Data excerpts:
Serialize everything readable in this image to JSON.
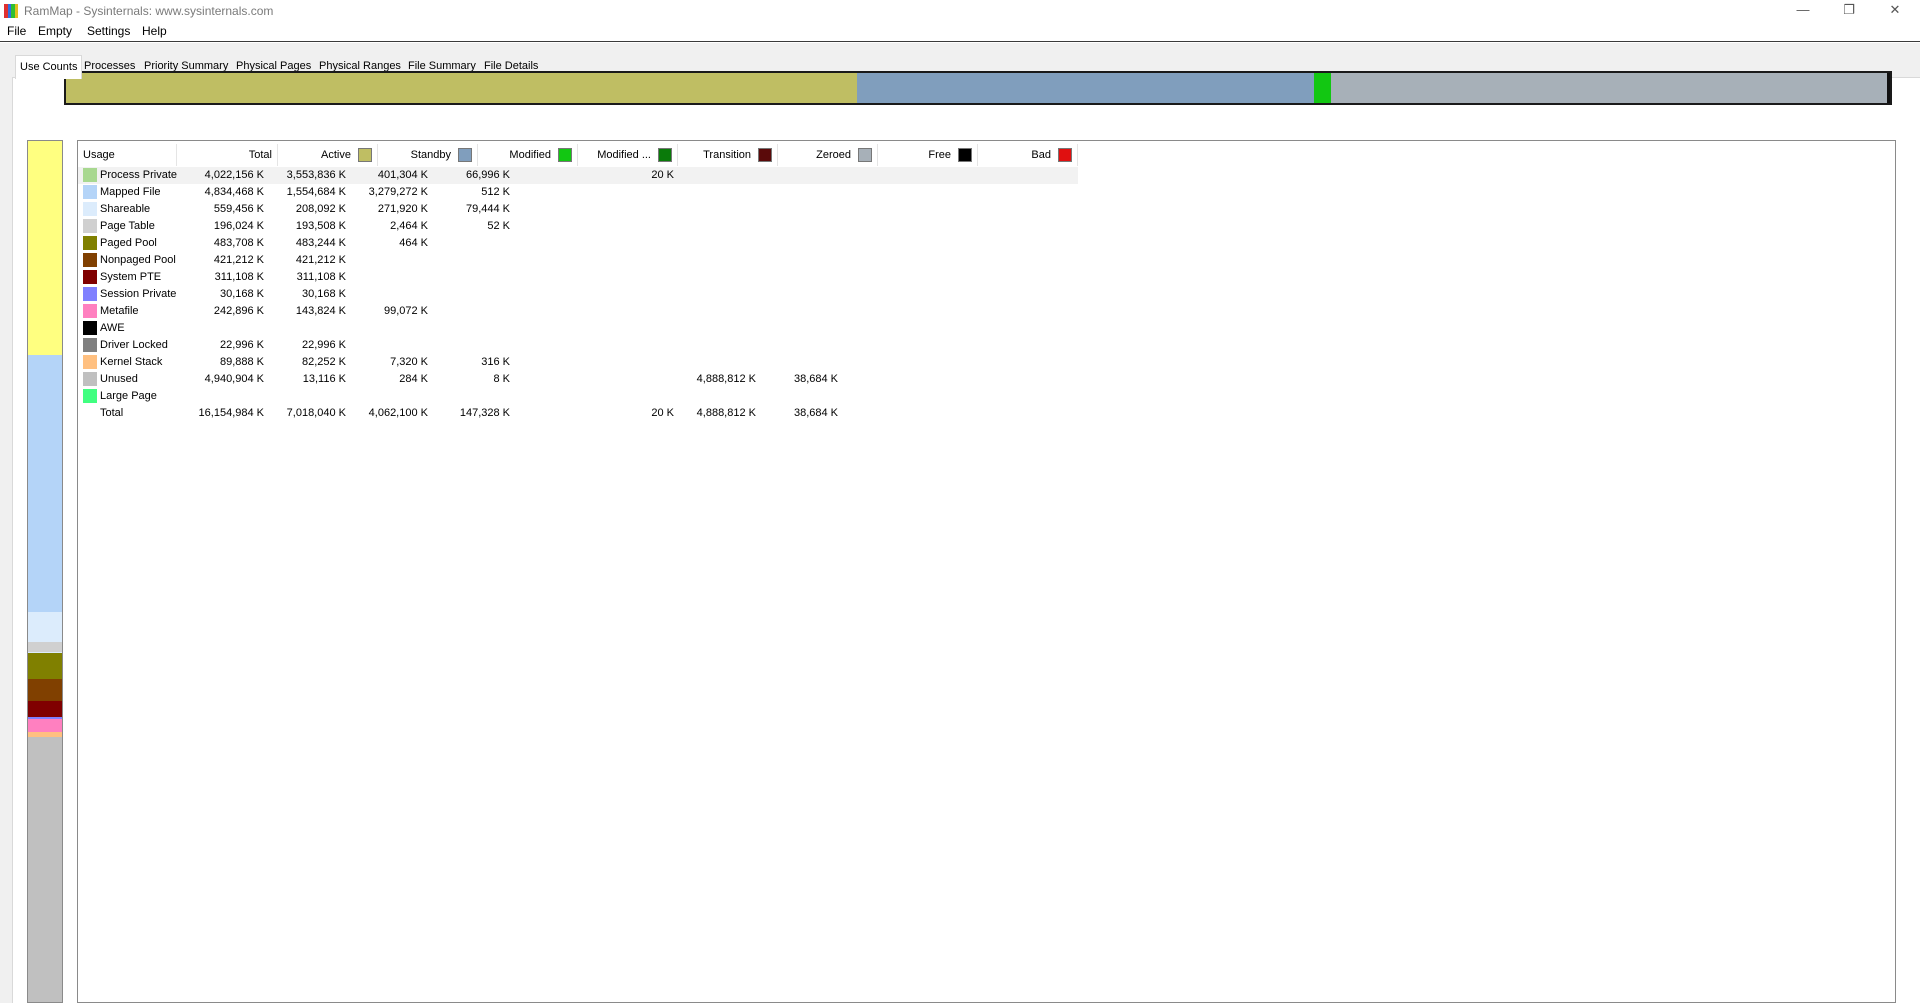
{
  "window": {
    "title": "RamMap - Sysinternals: www.sysinternals.com",
    "minimize": "—",
    "maximize": "❐",
    "close": "✕",
    "icon_colors": [
      "#e03030",
      "#3070e0",
      "#30c030",
      "#e0c020"
    ]
  },
  "menu": [
    "File",
    "Empty",
    "Settings",
    "Help"
  ],
  "tabs": [
    {
      "label": "Use Counts",
      "active": true
    },
    {
      "label": "Processes",
      "active": false
    },
    {
      "label": "Priority Summary",
      "active": false
    },
    {
      "label": "Physical Pages",
      "active": false
    },
    {
      "label": "Physical Ranges",
      "active": false
    },
    {
      "label": "File Summary",
      "active": false
    },
    {
      "label": "File Details",
      "active": false
    }
  ],
  "columns": [
    {
      "label": "Usage",
      "color": null
    },
    {
      "label": "Total",
      "color": null
    },
    {
      "label": "Active",
      "color": "#bfbe63"
    },
    {
      "label": "Standby",
      "color": "#809ebd"
    },
    {
      "label": "Modified",
      "color": "#12c712"
    },
    {
      "label": "Modified ...",
      "color": "#0a7a0a"
    },
    {
      "label": "Transition",
      "color": "#5a0a0a"
    },
    {
      "label": "Zeroed",
      "color": "#a7b0b8"
    },
    {
      "label": "Free",
      "color": "#000000"
    },
    {
      "label": "Bad",
      "color": "#e01010"
    }
  ],
  "rows": [
    {
      "usage": "Process Private",
      "color": "#a8d890",
      "total": "4,022,156 K",
      "active": "3,553,836 K",
      "standby": "401,304 K",
      "modified": "66,996 K",
      "modified_nw": "",
      "transition": "20 K",
      "zeroed": "",
      "free": "",
      "bad": "",
      "selected": true
    },
    {
      "usage": "Mapped File",
      "color": "#b4d4f8",
      "total": "4,834,468 K",
      "active": "1,554,684 K",
      "standby": "3,279,272 K",
      "modified": "512 K",
      "modified_nw": "",
      "transition": "",
      "zeroed": "",
      "free": "",
      "bad": ""
    },
    {
      "usage": "Shareable",
      "color": "#dcecfc",
      "total": "559,456 K",
      "active": "208,092 K",
      "standby": "271,920 K",
      "modified": "79,444 K",
      "modified_nw": "",
      "transition": "",
      "zeroed": "",
      "free": "",
      "bad": ""
    },
    {
      "usage": "Page Table",
      "color": "#d0d0d0",
      "total": "196,024 K",
      "active": "193,508 K",
      "standby": "2,464 K",
      "modified": "52 K",
      "modified_nw": "",
      "transition": "",
      "zeroed": "",
      "free": "",
      "bad": ""
    },
    {
      "usage": "Paged Pool",
      "color": "#808000",
      "total": "483,708 K",
      "active": "483,244 K",
      "standby": "464 K",
      "modified": "",
      "modified_nw": "",
      "transition": "",
      "zeroed": "",
      "free": "",
      "bad": ""
    },
    {
      "usage": "Nonpaged Pool",
      "color": "#804000",
      "total": "421,212 K",
      "active": "421,212 K",
      "standby": "",
      "modified": "",
      "modified_nw": "",
      "transition": "",
      "zeroed": "",
      "free": "",
      "bad": ""
    },
    {
      "usage": "System PTE",
      "color": "#800000",
      "total": "311,108 K",
      "active": "311,108 K",
      "standby": "",
      "modified": "",
      "modified_nw": "",
      "transition": "",
      "zeroed": "",
      "free": "",
      "bad": ""
    },
    {
      "usage": "Session Private",
      "color": "#8080ff",
      "total": "30,168 K",
      "active": "30,168 K",
      "standby": "",
      "modified": "",
      "modified_nw": "",
      "transition": "",
      "zeroed": "",
      "free": "",
      "bad": ""
    },
    {
      "usage": "Metafile",
      "color": "#ff80c0",
      "total": "242,896 K",
      "active": "143,824 K",
      "standby": "99,072 K",
      "modified": "",
      "modified_nw": "",
      "transition": "",
      "zeroed": "",
      "free": "",
      "bad": ""
    },
    {
      "usage": "AWE",
      "color": "#000000",
      "total": "",
      "active": "",
      "standby": "",
      "modified": "",
      "modified_nw": "",
      "transition": "",
      "zeroed": "",
      "free": "",
      "bad": ""
    },
    {
      "usage": "Driver Locked",
      "color": "#808080",
      "total": "22,996 K",
      "active": "22,996 K",
      "standby": "",
      "modified": "",
      "modified_nw": "",
      "transition": "",
      "zeroed": "",
      "free": "",
      "bad": ""
    },
    {
      "usage": "Kernel Stack",
      "color": "#ffc080",
      "total": "89,888 K",
      "active": "82,252 K",
      "standby": "7,320 K",
      "modified": "316 K",
      "modified_nw": "",
      "transition": "",
      "zeroed": "",
      "free": "",
      "bad": ""
    },
    {
      "usage": "Unused",
      "color": "#c0c0c0",
      "total": "4,940,904 K",
      "active": "13,116 K",
      "standby": "284 K",
      "modified": "8 K",
      "modified_nw": "",
      "transition": "",
      "zeroed": "4,888,812 K",
      "free": "38,684 K",
      "bad": ""
    },
    {
      "usage": "Large Page",
      "color": "#40ff80",
      "total": "",
      "active": "",
      "standby": "",
      "modified": "",
      "modified_nw": "",
      "transition": "",
      "zeroed": "",
      "free": "",
      "bad": ""
    },
    {
      "usage": "Total",
      "color": null,
      "total": "16,154,984 K",
      "active": "7,018,040 K",
      "standby": "4,062,100 K",
      "modified": "147,328 K",
      "modified_nw": "",
      "transition": "20 K",
      "zeroed": "4,888,812 K",
      "free": "38,684 K",
      "bad": ""
    }
  ],
  "vertical_bar": [
    {
      "name": "process-private",
      "color": "#ffff80",
      "fraction": 0.249
    },
    {
      "name": "mapped-file",
      "color": "#b4d4f8",
      "fraction": 0.299
    },
    {
      "name": "shareable",
      "color": "#dcecfc",
      "fraction": 0.035
    },
    {
      "name": "page-table",
      "color": "#d0d0d0",
      "fraction": 0.012
    },
    {
      "name": "shareable-2",
      "color": "#dcecfc",
      "fraction": 0.001
    },
    {
      "name": "paged-pool",
      "color": "#808000",
      "fraction": 0.03
    },
    {
      "name": "nonpaged-pool",
      "color": "#804000",
      "fraction": 0.026
    },
    {
      "name": "system-pte",
      "color": "#800000",
      "fraction": 0.019
    },
    {
      "name": "session-private",
      "color": "#8080ff",
      "fraction": 0.002
    },
    {
      "name": "metafile",
      "color": "#ff80c0",
      "fraction": 0.015
    },
    {
      "name": "kernel-stack",
      "color": "#ffc080",
      "fraction": 0.006
    },
    {
      "name": "unused",
      "color": "#c0c0c0",
      "fraction": 0.306
    }
  ]
}
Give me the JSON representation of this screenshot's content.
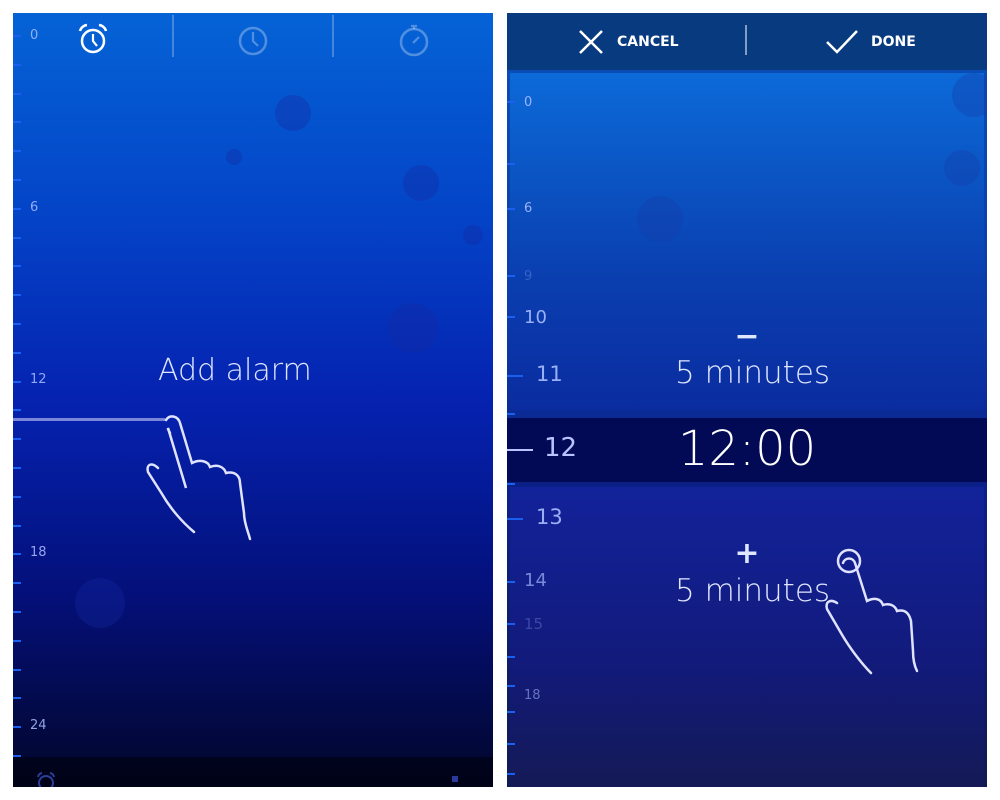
{
  "left_screen": {
    "tabs": [
      {
        "name": "alarm",
        "icon": "alarm-clock-icon",
        "active": true
      },
      {
        "name": "clock",
        "icon": "clock-icon",
        "active": false
      },
      {
        "name": "stopwatch",
        "icon": "stopwatch-icon",
        "active": false
      }
    ],
    "hour_labels": [
      "0",
      "6",
      "12",
      "18",
      "24"
    ],
    "hint_text": "Add alarm",
    "bottom_icons": [
      "alarm-clock-icon",
      "square-icon"
    ]
  },
  "right_screen": {
    "header": {
      "cancel_label": "CANCEL",
      "done_label": "DONE",
      "cancel_icon": "close-icon",
      "done_icon": "check-icon"
    },
    "hour_labels": [
      "0",
      "6",
      "9",
      "10",
      "11",
      "12",
      "13",
      "14",
      "15",
      "18"
    ],
    "minus_label": "−",
    "minus_text": "5 minutes",
    "selected_time": "12:00",
    "plus_label": "+",
    "plus_text": "5 minutes"
  },
  "colors": {
    "accent": "#1a5ff0",
    "header": "#083a80",
    "band": "#030a55"
  }
}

■ YOUR INSTRUCTIONS: Copy out the whole listing exactly, and don't carry over any pictures.

■ FINISHED ANSWER:
Serialize everything readable in this image to JSON.
{
  "window": {
    "title": "RamMap - Sysinternals: www.sysinternals.com",
    "minimize": "—",
    "maximize": "❐",
    "close": "✕",
    "icon_colors": [
      "#e03030",
      "#3070e0",
      "#30c030",
      "#e0c020"
    ]
  },
  "menu": [
    "File",
    "Empty",
    "Settings",
    "Help"
  ],
  "tabs": [
    {
      "label": "Use Counts",
      "active": true
    },
    {
      "label": "Processes",
      "active": false
    },
    {
      "label": "Priority Summary",
      "active": false
    },
    {
      "label": "Physical Pages",
      "active": false
    },
    {
      "label": "Physical Ranges",
      "active": false
    },
    {
      "label": "File Summary",
      "active": false
    },
    {
      "label": "File Details",
      "active": false
    }
  ],
  "columns": [
    {
      "label": "Usage",
      "color": null
    },
    {
      "label": "Total",
      "color": null
    },
    {
      "label": "Active",
      "color": "#bfbe63"
    },
    {
      "label": "Standby",
      "color": "#809ebd"
    },
    {
      "label": "Modified",
      "color": "#12c712"
    },
    {
      "label": "Modified ...",
      "color": "#0a7a0a"
    },
    {
      "label": "Transition",
      "color": "#5a0a0a"
    },
    {
      "label": "Zeroed",
      "color": "#a7b0b8"
    },
    {
      "label": "Free",
      "color": "#000000"
    },
    {
      "label": "Bad",
      "color": "#e01010"
    }
  ],
  "rows": [
    {
      "usage": "Process Private",
      "color": "#a8d890",
      "total": "4,022,156 K",
      "active": "3,553,836 K",
      "standby": "401,304 K",
      "modified": "66,996 K",
      "modified_nw": "",
      "transition": "20 K",
      "zeroed": "",
      "free": "",
      "bad": "",
      "selected": true
    },
    {
      "usage": "Mapped File",
      "color": "#b4d4f8",
      "total": "4,834,468 K",
      "active": "1,554,684 K",
      "standby": "3,279,272 K",
      "modified": "512 K",
      "modified_nw": "",
      "transition": "",
      "zeroed": "",
      "free": "",
      "bad": ""
    },
    {
      "usage": "Shareable",
      "color": "#dcecfc",
      "total": "559,456 K",
      "active": "208,092 K",
      "standby": "271,920 K",
      "modified": "79,444 K",
      "modified_nw": "",
      "transition": "",
      "zeroed": "",
      "free": "",
      "bad": ""
    },
    {
      "usage": "Page Table",
      "color": "#d0d0d0",
      "total": "196,024 K",
      "active": "193,508 K",
      "standby": "2,464 K",
      "modified": "52 K",
      "modified_nw": "",
      "transition": "",
      "zeroed": "",
      "free": "",
      "bad": ""
    },
    {
      "usage": "Paged Pool",
      "color": "#808000",
      "total": "483,708 K",
      "active": "483,244 K",
      "standby": "464 K",
      "modified": "",
      "modified_nw": "",
      "transition": "",
      "zeroed": "",
      "free": "",
      "bad": ""
    },
    {
      "usage": "Nonpaged Pool",
      "color": "#804000",
      "total": "421,212 K",
      "active": "421,212 K",
      "standby": "",
      "modified": "",
      "modified_nw": "",
      "transition": "",
      "zeroed": "",
      "free": "",
      "bad": ""
    },
    {
      "usage": "System PTE",
      "color": "#800000",
      "total": "311,108 K",
      "active": "311,108 K",
      "standby": "",
      "modified": "",
      "modified_nw": "",
      "transition": "",
      "zeroed": "",
      "free": "",
      "bad": ""
    },
    {
      "usage": "Session Private",
      "color": "#8080ff",
      "total": "30,168 K",
      "active": "30,168 K",
      "standby": "",
      "modified": "",
      "modified_nw": "",
      "transition": "",
      "zeroed": "",
      "free": "",
      "bad": ""
    },
    {
      "usage": "Metafile",
      "color": "#ff80c0",
      "total": "242,896 K",
      "active": "143,824 K",
      "standby": "99,072 K",
      "modified": "",
      "modified_nw": "",
      "transition": "",
      "zeroed": "",
      "free": "",
      "bad": ""
    },
    {
      "usage": "AWE",
      "color": "#000000",
      "total": "",
      "active": "",
      "standby": "",
      "modified": "",
      "modified_nw": "",
      "transition": "",
      "zeroed": "",
      "free": "",
      "bad": ""
    },
    {
      "usage": "Driver Locked",
      "color": "#808080",
      "total": "22,996 K",
      "active": "22,996 K",
      "standby": "",
      "modified": "",
      "modified_nw": "",
      "transition": "",
      "zeroed": "",
      "free": "",
      "bad": ""
    },
    {
      "usage": "Kernel Stack",
      "color": "#ffc080",
      "total": "89,888 K",
      "active": "82,252 K",
      "standby": "7,320 K",
      "modified": "316 K",
      "modified_nw": "",
      "transition": "",
      "zeroed": "",
      "free": "",
      "bad": ""
    },
    {
      "usage": "Unused",
      "color": "#c0c0c0",
      "total": "4,940,904 K",
      "active": "13,116 K",
      "standby": "284 K",
      "modified": "8 K",
      "modified_nw": "",
      "transition": "",
      "zeroed": "4,888,812 K",
      "free": "38,684 K",
      "bad": ""
    },
    {
      "usage": "Large Page",
      "color": "#40ff80",
      "total": "",
      "active": "",
      "standby": "",
      "modified": "",
      "modified_nw": "",
      "transition": "",
      "zeroed": "",
      "free": "",
      "bad": ""
    },
    {
      "usage": "Total",
      "color": null,
      "total": "16,154,984 K",
      "active": "7,018,040 K",
      "standby": "4,062,100 K",
      "modified": "147,328 K",
      "modified_nw": "",
      "transition": "20 K",
      "zeroed": "4,888,812 K",
      "free": "38,684 K",
      "bad": ""
    }
  ],
  "vertical_bar": [
    {
      "name": "process-private",
      "color": "#ffff80",
      "fraction": 0.249
    },
    {
      "name": "mapped-file",
      "color": "#b4d4f8",
      "fraction": 0.299
    },
    {
      "name": "shareable",
      "color": "#dcecfc",
      "fraction": 0.035
    },
    {
      "name": "page-table",
      "color": "#d0d0d0",
      "fraction": 0.012
    },
    {
      "name": "shareable-2",
      "color": "#dcecfc",
      "fraction": 0.001
    },
    {
      "name": "paged-pool",
      "color": "#808000",
      "fraction": 0.03
    },
    {
      "name": "nonpaged-pool",
      "color": "#804000",
      "fraction": 0.026
    },
    {
      "name": "system-pte",
      "color": "#800000",
      "fraction": 0.019
    },
    {
      "name": "session-private",
      "color": "#8080ff",
      "fraction": 0.002
    },
    {
      "name": "metafile",
      "color": "#ff80c0",
      "fraction": 0.015
    },
    {
      "name": "kernel-stack",
      "color": "#ffc080",
      "fraction": 0.006
    },
    {
      "name": "unused",
      "color": "#c0c0c0",
      "fraction": 0.306
    }
  ]
}
Give me the JSON representation of this screenshot's content.
{
  "left_screen": {
    "tabs": [
      {
        "name": "alarm",
        "icon": "alarm-clock-icon",
        "active": true
      },
      {
        "name": "clock",
        "icon": "clock-icon",
        "active": false
      },
      {
        "name": "stopwatch",
        "icon": "stopwatch-icon",
        "active": false
      }
    ],
    "hour_labels": [
      "0",
      "6",
      "12",
      "18",
      "24"
    ],
    "hint_text": "Add alarm",
    "bottom_icons": [
      "alarm-clock-icon",
      "square-icon"
    ]
  },
  "right_screen": {
    "header": {
      "cancel_label": "CANCEL",
      "done_label": "DONE",
      "cancel_icon": "close-icon",
      "done_icon": "check-icon"
    },
    "hour_labels": [
      "0",
      "6",
      "9",
      "10",
      "11",
      "12",
      "13",
      "14",
      "15",
      "18"
    ],
    "minus_label": "−",
    "minus_text": "5 minutes",
    "selected_time": "12:00",
    "plus_label": "+",
    "plus_text": "5 minutes"
  },
  "colors": {
    "accent": "#1a5ff0",
    "header": "#083a80",
    "band": "#030a55"
  }
}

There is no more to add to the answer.